Collect each line of the entries that holds the string "значения".

....

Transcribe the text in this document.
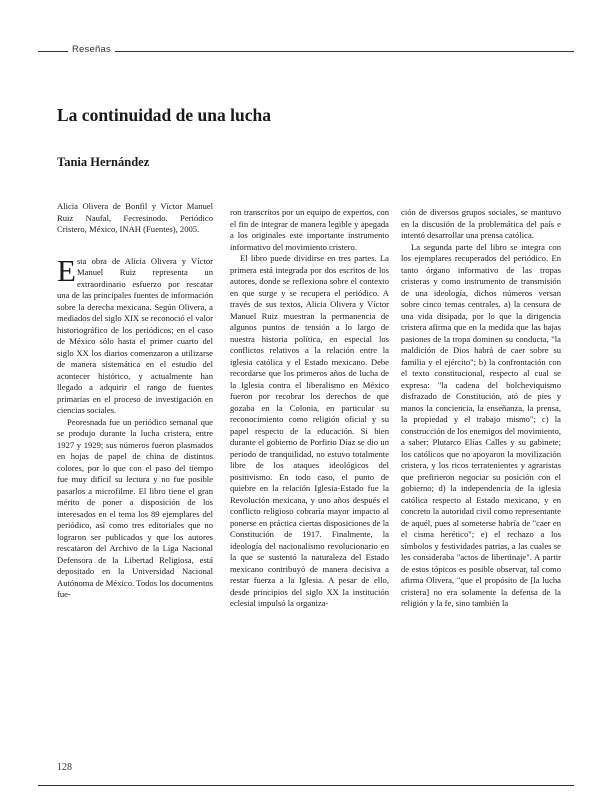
Reseñas
La continuidad de una lucha
Tania Hernández

Alicia Olivera de Bonfil y Víctor Manuel Ruiz Naufal, Fecresinodo. Periódico Cristero, México, INAH (Fuentes), 2005.

Esta obra de Alicia Olivera y Víctor Manuel Ruiz representa un extraordinario esfuerzo por rescatar una de las principales fuentes de información sobre la derecha mexicana. Según Olivera, a mediados del siglo XIX se reconoció el valor historiográfico de los periódicos; en el caso de México sólo hasta el primer cuarto del siglo XX los diarios comenzaron a utilizarse de manera sistemática en el estudio del acontecer histórico, y actualmente han llegado a adquirir el rango de fuentes primarias en el proceso de investigación en ciencias sociales.

Peoresnada fue un periódico semanal que se produjo durante la lucha cristera, entre 1927 y 1929; sus números fueron plasmados en hojas de papel de china de distintos colores, por lo que con el paso del tiempo fue muy difícil su lectura y no fue posible pasarlos a microfilme. El libro tiene el gran mérito de poner a disposición de los interesados en el tema los 89 ejemplares del periódico, así como tres editoriales que no lograron ser publicados y que los autores rescataron del Archivo de la Liga Nacional Defensora de la Libertad Religiosa, está depositado en la Universidad Nacional Autónoma de México. Todos los documentos fue-

ron transcritos por un equipo de expertos, con el fin de integrar de manera legible y apegada a los originales este importante instrumento informativo del movimiento cristero.

El libro puede dividirse en tres partes. La primera está integrada por dos escritos de los autores, donde se reflexiona sobre el contexto en que surge y se recupera el periódico. A través de sus textos, Alicia Olivera y Víctor Manuel Ruiz muestran la permanencia de algunos puntos de tensión a lo largo de nuestra historia política, en especial los conflictos relativos a la relación entre la iglesia católica y el Estado mexicano. Debe recordarse que los primeros años de lucha de la Iglesia contra el liberalismo en México fueron por recobrar los derechos de que gozaba en la Colonia, en particular su reconocimiento como religión oficial y su papel respecto de la educación. Si bien durante el gobierno de Porfirio Díaz se dio un periodo de tranquilidad, no estuvo totalmente libre de los ataques ideológicos del positivismo. En todo caso, el punto de quiebre en la relación Iglesia-Estado fue la Revolución mexicana, y uno años después el conflicto religioso cobraría mayor impacto al ponerse en práctica ciertas disposiciones de la Constitución de 1917. Finalmente, la ideología del nacionalismo revolucionario en la que se sustentó la naturaleza del Estado mexicano contribuyó de manera decisiva a restar fuerza a la Iglesia. A pesar de ello, desde principios del siglo XX la institución eclesial impulsó la organiza-

ción de diversos grupos sociales, se mantuvo en la discusión de la problemática del país e intentó desarrollar una prensa católica.

La segunda parte del libro se integra con los ejemplares recuperados del periódico. En tanto órgano informativo de las tropas cristeras y como instrumento de transmisión de una ideología, dichos números versan sobre cinco temas centrales. a) la censura de una vida disipada, por lo que la dirigencia cristera afirma que en la medida que las bajas pasiones de la tropa dominen su conducta, "la maldición de Dios habrá de caer sobre su familia y el ejército"; b) la confrontación con el texto constitucional, respecto al cual se expresa: "la cadena del bolcheviquismo disfrazado de Constitución, ató de pies y manos la conciencia, la enseñanza, la prensa, la propiedad y el trabajo mismo"; c) la construcción de los enemigos del movimiento, a saber: Plutarco Elías Calles y su gabinete; los católicos que no apoyaron la movilización cristera, y los ricos terratenientes y agraristas que prefirieron negociar su posición con el gobierno; d) la independencia de la iglesia católica respecto al Estado mexicano, y en concreto la autoridad civil como representante de aquél, pues al someterse habría de "caer en el cisma herético"; e) el rechazo a los símbolos y festividades patrias, a las cuales se les consideraba "actos de libertinaje". A partir de estos tópicos es posible observar, tal como afirma Olivera, "que el propósito de [la lucha cristera] no era solamente la defensa de la religión y la fe, sino también la

128
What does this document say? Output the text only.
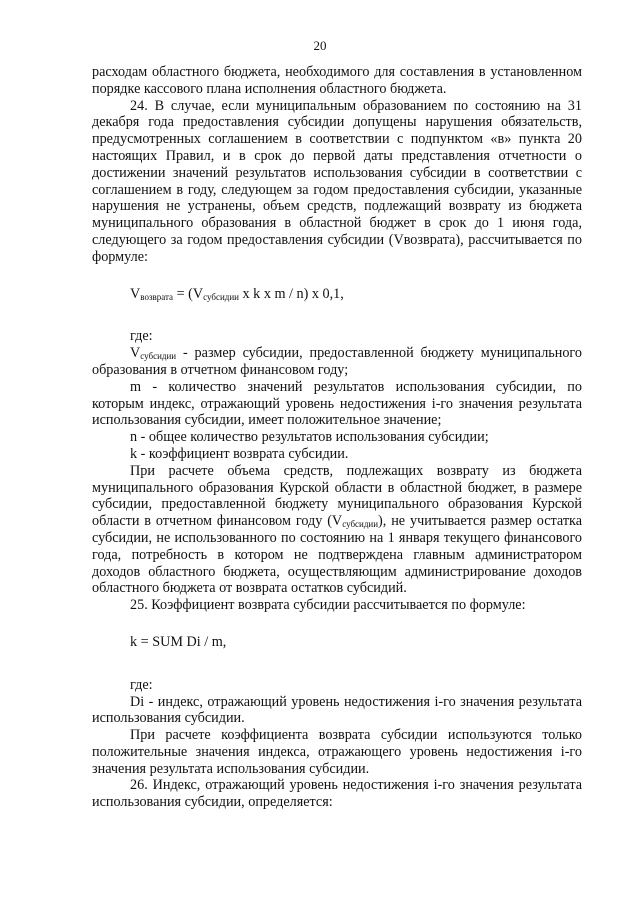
20

расходам областного бюджета, необходимого для составления в установленном порядке кассового плана исполнения областного бюджета.

24. В случае, если муниципальным образованием по состоянию на 31 декабря года предоставления субсидии допущены нарушения обязательств, предусмотренных соглашением в соответствии с подпунктом «в» пункта 20 настоящих Правил, и в срок до первой даты представления отчетности о достижении значений результатов использования субсидии в соответствии с соглашением в году, следующем за годом предоставления субсидии, указанные нарушения не устранены, объем средств, подлежащий возврату из бюджета муниципального образования в областной бюджет в срок до 1 июня года, следующего за годом предоставления субсидии (Vвозврата), рассчитывается по формуле:

$V_{возврата} = (V_{субсидии}$ x k x m / n) x 0,1,

где:

$V_{субсидии}$ - размер субсидии, предоставленной бюджету муниципального образования в отчетном финансовом году;

m - количество значений результатов использования субсидии, по которым индекс, отражающий уровень недостижения i-го значения результата использования субсидии, имеет положительное значение;

n - общее количество результатов использования субсидии;

k - коэффициент возврата субсидии.

При расчете объема средств, подлежащих возврату из бюджета муниципального образования Курской области в областной бюджет, в размере субсидии, предоставленной бюджету муниципального образования Курской области в отчетном финансовом году $(V_{субсидии})$, не учитывается размер остатка субсидии, не использованного по состоянию на 1 января текущего финансового года, потребность в котором не подтверждена главным администратором доходов областного бюджета, осуществляющим администрирование доходов областного бюджета от возврата остатков субсидий.

25. Коэффициент возврата субсидии рассчитывается по формуле:

k = SUM Di / m,

где:

Di - индекс, отражающий уровень недостижения i-го значения результата использования субсидии.

При расчете коэффициента возврата субсидии используются только положительные значения индекса, отражающего уровень недостижения i-го значения результата использования субсидии.

26. Индекс, отражающий уровень недостижения i-го значения результата использования субсидии, определяется:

....

◆ RESPONSE
m - количество значений результатов использования субсидии, по которым индекс, отражающий уровень недостижения i-го значения результата использования субсидии, имеет положительное значение;
Di - индекс, отражающий уровень недостижения i-го значения результата использования субсидии.
При расчете коэффициента возврата субсидии используются только положительные значения индекса, отражающего уровень недостижения i-го значения результата использования субсидии.
26. Индекс, отражающий уровень недостижения i-го значения результата использования субсидии, определяется:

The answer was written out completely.